### Stated problem
Reproduce the lines starting at the one containing "Where is each" and ending at the one containing "data-point xyxy=(439,108,443,111)", with both of those lines included, and give nothing else.

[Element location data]

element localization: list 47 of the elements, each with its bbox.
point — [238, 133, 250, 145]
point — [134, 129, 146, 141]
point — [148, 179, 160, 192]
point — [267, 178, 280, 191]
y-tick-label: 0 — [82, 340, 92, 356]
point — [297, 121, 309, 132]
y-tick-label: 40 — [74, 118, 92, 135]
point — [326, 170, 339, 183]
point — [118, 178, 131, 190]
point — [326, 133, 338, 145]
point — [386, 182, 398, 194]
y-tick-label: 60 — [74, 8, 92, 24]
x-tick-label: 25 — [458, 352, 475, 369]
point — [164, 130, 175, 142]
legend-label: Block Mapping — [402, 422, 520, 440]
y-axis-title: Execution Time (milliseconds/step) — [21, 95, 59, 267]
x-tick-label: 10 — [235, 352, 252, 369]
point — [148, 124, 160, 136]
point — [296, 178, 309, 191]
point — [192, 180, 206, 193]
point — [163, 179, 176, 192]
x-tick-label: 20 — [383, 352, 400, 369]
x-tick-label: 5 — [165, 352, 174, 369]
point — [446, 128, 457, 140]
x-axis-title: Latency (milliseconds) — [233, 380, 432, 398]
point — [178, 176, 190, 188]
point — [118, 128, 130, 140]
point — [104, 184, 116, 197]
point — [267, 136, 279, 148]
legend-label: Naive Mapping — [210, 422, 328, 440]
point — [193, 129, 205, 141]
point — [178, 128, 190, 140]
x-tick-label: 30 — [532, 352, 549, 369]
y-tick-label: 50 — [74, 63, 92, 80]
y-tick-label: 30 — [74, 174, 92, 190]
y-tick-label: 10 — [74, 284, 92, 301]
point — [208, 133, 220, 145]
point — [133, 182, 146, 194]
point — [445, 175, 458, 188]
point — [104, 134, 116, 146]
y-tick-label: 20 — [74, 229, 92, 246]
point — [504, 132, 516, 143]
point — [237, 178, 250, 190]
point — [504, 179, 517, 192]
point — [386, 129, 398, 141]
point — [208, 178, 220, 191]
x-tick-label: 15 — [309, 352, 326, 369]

---

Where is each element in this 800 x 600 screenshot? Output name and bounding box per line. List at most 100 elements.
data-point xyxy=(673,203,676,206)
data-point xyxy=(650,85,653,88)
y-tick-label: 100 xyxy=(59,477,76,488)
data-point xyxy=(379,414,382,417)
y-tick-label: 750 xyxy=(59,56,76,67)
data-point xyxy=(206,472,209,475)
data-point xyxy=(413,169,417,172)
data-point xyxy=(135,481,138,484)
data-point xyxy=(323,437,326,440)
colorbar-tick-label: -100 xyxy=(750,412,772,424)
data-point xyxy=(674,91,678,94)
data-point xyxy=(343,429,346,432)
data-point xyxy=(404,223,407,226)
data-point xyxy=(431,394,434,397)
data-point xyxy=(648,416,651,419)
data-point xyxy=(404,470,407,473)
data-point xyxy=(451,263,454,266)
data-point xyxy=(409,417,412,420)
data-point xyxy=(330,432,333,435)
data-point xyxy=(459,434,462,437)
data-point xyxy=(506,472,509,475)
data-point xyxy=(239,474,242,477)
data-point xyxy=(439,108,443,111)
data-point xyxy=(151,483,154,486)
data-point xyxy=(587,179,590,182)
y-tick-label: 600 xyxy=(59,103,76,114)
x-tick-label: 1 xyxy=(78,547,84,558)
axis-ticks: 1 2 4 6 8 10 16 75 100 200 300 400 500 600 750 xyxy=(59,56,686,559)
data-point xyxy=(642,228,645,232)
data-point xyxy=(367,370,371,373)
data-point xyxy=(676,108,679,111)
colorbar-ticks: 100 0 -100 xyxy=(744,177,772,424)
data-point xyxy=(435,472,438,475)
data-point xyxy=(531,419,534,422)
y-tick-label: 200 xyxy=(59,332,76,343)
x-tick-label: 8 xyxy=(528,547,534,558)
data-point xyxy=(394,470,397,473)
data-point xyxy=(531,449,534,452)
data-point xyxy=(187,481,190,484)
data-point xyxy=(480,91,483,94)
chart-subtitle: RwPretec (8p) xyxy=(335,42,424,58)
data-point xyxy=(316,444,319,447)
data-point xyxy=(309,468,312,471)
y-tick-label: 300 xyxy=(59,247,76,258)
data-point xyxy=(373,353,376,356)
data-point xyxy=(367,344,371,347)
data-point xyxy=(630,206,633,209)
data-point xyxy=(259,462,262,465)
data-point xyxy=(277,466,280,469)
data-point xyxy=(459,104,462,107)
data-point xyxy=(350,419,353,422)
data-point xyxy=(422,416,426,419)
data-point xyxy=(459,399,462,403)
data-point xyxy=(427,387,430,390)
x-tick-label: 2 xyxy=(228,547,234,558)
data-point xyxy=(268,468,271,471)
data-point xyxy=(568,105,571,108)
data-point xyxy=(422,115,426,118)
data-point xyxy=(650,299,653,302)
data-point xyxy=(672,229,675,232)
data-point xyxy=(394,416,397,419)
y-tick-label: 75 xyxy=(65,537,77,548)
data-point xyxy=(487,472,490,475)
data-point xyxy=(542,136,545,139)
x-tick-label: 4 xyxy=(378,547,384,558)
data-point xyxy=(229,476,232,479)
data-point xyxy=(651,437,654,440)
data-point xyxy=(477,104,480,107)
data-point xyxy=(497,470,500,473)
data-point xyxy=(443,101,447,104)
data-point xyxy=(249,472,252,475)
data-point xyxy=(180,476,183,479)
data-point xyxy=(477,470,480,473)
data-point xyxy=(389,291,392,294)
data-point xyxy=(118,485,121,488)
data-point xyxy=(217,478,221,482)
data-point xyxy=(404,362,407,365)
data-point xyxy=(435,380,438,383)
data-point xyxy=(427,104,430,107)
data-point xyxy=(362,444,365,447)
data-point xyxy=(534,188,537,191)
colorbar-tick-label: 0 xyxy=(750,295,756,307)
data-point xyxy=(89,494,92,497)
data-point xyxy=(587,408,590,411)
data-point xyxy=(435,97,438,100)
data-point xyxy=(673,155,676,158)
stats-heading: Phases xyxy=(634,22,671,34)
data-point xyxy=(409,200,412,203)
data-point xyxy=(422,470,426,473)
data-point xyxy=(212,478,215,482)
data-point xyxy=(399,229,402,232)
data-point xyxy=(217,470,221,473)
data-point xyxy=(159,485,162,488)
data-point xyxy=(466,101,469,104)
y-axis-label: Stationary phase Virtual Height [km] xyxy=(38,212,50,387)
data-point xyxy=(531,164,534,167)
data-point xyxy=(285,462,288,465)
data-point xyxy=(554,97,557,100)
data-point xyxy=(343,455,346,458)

### Full output
Where is each element in this 800 x 600 screenshot? Output name and bounding box per line. List at most 100 elements.
data-point xyxy=(673,203,676,206)
data-point xyxy=(650,85,653,88)
y-tick-label: 100 xyxy=(59,477,76,488)
data-point xyxy=(379,414,382,417)
y-tick-label: 750 xyxy=(59,56,76,67)
data-point xyxy=(206,472,209,475)
data-point xyxy=(413,169,417,172)
data-point xyxy=(135,481,138,484)
data-point xyxy=(323,437,326,440)
colorbar-tick-label: -100 xyxy=(750,412,772,424)
data-point xyxy=(674,91,678,94)
data-point xyxy=(343,429,346,432)
data-point xyxy=(404,223,407,226)
data-point xyxy=(431,394,434,397)
data-point xyxy=(648,416,651,419)
data-point xyxy=(404,470,407,473)
data-point xyxy=(451,263,454,266)
data-point xyxy=(409,417,412,420)
data-point xyxy=(330,432,333,435)
data-point xyxy=(459,434,462,437)
data-point xyxy=(506,472,509,475)
data-point xyxy=(239,474,242,477)
data-point xyxy=(439,108,443,111)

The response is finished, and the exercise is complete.